═════ DATA FOR PROCESSING

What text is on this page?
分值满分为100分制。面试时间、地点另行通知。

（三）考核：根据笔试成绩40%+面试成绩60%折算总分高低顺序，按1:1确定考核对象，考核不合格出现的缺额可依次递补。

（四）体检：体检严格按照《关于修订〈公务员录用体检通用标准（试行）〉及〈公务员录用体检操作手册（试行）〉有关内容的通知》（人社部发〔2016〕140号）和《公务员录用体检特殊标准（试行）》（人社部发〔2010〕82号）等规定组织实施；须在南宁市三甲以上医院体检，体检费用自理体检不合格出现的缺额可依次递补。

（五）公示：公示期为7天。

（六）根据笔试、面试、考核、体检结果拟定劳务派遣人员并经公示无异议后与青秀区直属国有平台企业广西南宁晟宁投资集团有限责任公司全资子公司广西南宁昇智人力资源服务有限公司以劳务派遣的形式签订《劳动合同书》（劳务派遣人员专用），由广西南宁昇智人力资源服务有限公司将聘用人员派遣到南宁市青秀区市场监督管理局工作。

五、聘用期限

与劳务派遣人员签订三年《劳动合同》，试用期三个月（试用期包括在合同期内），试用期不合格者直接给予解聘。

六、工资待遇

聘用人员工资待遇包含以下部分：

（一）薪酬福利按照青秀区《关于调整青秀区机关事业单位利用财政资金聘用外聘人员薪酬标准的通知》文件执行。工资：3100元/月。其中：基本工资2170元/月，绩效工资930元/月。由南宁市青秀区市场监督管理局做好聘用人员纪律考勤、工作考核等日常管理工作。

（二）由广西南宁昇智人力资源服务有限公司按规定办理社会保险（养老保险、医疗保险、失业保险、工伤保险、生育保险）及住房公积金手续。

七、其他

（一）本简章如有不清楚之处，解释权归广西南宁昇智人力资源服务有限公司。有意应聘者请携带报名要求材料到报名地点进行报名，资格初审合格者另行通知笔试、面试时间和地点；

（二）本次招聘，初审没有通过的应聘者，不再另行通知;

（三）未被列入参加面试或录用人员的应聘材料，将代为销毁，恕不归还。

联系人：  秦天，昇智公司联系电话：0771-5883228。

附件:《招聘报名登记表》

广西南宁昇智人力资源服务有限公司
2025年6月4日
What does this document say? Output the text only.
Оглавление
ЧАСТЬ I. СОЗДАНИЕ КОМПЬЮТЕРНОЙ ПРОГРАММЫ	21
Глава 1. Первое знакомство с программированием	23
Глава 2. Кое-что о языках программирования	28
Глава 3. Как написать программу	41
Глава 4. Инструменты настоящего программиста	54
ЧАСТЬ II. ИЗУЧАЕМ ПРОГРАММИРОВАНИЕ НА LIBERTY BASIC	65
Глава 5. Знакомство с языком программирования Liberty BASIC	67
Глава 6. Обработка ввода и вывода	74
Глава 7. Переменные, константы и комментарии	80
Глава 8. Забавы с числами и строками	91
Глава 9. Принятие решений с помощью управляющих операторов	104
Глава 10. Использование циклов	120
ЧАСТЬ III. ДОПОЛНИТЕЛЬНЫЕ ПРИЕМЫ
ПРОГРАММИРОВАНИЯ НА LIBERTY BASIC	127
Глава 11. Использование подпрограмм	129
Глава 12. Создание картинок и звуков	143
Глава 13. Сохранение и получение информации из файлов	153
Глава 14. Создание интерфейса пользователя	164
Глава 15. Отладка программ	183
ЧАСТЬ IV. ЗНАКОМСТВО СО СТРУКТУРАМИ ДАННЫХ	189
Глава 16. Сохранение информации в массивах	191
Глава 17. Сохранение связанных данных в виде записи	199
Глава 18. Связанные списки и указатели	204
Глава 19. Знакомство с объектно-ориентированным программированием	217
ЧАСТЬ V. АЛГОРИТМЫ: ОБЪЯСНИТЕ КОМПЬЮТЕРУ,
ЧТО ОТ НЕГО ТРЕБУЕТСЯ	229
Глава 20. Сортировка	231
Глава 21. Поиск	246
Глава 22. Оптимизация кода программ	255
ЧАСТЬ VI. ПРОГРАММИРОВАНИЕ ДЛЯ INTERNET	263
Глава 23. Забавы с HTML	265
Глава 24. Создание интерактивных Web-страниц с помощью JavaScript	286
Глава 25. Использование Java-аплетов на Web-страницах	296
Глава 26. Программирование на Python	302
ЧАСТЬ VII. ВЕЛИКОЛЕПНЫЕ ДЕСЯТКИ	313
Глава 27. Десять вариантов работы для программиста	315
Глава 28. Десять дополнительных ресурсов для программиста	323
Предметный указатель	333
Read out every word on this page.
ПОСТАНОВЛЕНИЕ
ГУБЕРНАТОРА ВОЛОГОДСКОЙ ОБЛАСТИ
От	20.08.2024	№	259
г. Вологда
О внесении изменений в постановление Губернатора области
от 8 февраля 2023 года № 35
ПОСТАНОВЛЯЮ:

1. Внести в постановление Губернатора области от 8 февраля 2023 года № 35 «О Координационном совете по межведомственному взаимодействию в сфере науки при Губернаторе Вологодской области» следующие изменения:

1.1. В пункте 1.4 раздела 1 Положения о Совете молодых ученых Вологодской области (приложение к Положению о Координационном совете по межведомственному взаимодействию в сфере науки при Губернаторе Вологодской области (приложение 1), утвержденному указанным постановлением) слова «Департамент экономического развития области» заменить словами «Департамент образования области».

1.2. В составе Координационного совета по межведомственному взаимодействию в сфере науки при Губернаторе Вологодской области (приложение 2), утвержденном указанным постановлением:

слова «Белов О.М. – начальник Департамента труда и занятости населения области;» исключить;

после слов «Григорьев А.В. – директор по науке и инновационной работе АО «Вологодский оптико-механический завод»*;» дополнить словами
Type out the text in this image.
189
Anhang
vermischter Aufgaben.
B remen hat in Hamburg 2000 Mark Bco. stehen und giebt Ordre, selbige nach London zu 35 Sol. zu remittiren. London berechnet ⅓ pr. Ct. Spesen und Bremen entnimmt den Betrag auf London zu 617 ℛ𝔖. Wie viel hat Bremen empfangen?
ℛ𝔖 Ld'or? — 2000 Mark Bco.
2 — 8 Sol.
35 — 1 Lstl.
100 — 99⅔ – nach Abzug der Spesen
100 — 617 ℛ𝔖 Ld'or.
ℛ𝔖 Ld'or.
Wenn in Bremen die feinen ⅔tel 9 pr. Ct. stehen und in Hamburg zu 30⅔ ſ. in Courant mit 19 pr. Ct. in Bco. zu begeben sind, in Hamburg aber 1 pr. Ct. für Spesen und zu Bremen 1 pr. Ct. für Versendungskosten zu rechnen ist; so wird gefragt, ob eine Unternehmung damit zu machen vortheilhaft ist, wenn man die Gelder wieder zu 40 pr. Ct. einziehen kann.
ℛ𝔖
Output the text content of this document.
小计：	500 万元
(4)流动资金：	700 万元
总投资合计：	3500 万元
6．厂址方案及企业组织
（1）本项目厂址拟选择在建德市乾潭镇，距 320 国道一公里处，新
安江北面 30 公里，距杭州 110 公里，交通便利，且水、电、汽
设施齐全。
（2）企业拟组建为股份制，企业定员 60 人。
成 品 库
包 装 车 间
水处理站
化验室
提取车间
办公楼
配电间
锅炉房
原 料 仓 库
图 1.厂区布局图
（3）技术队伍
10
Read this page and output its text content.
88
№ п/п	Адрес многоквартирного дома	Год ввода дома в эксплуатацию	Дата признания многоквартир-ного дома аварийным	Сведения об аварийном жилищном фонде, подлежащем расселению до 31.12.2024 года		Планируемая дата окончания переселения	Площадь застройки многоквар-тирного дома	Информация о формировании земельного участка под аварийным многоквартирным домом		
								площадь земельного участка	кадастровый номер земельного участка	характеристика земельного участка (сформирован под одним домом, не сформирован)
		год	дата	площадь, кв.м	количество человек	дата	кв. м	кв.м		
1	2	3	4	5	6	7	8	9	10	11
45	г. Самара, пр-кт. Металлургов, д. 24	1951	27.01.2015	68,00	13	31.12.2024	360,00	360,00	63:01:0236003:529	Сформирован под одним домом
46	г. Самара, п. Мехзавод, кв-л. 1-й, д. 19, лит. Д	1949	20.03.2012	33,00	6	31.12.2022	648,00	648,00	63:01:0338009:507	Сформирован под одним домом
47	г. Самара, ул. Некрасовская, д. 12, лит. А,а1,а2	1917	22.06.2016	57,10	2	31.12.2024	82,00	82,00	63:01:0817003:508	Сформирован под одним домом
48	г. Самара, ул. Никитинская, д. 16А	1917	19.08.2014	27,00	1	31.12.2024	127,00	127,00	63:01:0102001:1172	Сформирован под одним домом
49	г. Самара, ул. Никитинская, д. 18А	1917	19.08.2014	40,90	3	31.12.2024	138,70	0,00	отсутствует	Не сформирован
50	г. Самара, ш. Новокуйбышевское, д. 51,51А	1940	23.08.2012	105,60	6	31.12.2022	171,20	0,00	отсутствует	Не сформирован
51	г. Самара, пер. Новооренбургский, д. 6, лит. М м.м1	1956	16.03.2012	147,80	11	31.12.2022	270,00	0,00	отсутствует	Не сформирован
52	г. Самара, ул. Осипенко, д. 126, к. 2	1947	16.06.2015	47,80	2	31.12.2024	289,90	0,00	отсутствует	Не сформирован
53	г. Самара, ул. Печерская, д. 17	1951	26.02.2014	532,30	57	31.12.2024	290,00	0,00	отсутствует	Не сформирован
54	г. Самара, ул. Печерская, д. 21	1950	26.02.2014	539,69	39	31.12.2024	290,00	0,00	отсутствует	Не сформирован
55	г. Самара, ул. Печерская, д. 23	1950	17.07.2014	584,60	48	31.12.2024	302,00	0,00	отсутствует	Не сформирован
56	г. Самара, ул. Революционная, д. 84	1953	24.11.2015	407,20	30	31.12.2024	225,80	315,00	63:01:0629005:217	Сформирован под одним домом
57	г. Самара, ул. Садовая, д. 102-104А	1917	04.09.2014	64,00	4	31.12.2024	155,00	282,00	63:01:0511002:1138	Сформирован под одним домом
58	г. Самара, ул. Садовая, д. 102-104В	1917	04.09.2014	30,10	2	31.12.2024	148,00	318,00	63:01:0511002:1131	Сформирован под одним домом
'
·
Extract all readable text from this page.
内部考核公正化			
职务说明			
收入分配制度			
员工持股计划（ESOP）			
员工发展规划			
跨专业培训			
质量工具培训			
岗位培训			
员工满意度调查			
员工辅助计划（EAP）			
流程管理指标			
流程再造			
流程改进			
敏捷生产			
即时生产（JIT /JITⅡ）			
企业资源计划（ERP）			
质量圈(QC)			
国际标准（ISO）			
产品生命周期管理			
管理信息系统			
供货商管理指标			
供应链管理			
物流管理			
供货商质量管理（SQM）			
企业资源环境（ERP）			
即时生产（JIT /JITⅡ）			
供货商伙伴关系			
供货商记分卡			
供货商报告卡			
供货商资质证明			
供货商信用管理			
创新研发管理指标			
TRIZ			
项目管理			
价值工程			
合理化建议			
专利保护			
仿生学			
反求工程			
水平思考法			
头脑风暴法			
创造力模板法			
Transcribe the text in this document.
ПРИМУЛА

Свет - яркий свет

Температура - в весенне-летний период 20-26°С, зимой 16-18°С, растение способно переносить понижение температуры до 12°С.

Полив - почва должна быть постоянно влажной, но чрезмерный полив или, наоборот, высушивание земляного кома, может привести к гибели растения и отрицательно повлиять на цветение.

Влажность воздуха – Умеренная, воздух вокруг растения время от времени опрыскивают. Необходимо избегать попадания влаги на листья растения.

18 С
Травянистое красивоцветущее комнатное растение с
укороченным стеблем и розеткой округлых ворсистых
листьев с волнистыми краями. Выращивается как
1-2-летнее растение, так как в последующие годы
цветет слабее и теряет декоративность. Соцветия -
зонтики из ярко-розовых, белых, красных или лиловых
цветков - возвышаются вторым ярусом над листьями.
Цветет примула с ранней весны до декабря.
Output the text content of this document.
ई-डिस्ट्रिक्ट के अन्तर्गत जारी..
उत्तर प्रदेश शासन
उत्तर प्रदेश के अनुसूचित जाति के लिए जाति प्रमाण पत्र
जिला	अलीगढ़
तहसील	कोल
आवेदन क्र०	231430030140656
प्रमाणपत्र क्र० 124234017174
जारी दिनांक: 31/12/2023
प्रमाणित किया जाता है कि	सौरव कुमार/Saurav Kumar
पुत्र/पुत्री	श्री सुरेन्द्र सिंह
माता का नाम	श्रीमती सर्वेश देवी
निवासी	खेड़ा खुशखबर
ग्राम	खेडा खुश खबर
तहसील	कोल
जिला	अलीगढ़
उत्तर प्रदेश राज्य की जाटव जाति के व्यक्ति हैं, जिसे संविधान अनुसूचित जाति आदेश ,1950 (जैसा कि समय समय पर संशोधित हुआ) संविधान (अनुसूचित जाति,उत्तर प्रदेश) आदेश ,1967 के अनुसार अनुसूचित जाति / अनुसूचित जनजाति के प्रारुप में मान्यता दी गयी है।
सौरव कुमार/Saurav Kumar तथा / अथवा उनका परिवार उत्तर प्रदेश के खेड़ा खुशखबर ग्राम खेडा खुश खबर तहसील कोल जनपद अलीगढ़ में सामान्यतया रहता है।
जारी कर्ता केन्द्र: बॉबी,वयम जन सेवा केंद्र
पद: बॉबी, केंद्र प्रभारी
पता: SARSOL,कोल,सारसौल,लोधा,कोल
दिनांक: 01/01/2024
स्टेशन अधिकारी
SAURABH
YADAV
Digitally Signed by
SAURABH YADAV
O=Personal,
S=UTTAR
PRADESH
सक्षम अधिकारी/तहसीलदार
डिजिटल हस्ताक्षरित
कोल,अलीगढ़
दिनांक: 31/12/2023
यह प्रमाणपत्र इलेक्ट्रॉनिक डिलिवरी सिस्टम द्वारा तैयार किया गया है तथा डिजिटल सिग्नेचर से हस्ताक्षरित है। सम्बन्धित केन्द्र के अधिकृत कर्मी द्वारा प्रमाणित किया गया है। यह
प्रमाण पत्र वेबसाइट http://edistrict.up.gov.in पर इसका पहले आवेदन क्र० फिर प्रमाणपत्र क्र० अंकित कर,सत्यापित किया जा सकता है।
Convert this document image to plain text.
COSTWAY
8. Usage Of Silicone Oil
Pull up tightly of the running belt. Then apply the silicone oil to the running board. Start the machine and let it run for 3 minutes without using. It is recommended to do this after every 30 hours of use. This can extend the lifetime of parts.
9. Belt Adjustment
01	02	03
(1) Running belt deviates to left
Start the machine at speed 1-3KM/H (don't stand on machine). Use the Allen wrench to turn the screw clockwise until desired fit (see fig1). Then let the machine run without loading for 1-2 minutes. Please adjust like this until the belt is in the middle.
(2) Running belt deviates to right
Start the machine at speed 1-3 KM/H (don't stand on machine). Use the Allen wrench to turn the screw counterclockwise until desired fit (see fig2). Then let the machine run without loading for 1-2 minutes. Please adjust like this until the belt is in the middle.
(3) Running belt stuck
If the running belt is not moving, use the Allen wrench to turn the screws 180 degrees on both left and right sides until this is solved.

══════════

### TO BE DONE
Each line containing the word "Mark" counts once; say how many such lines there are, giving only the number.

### FINAL RESULT
2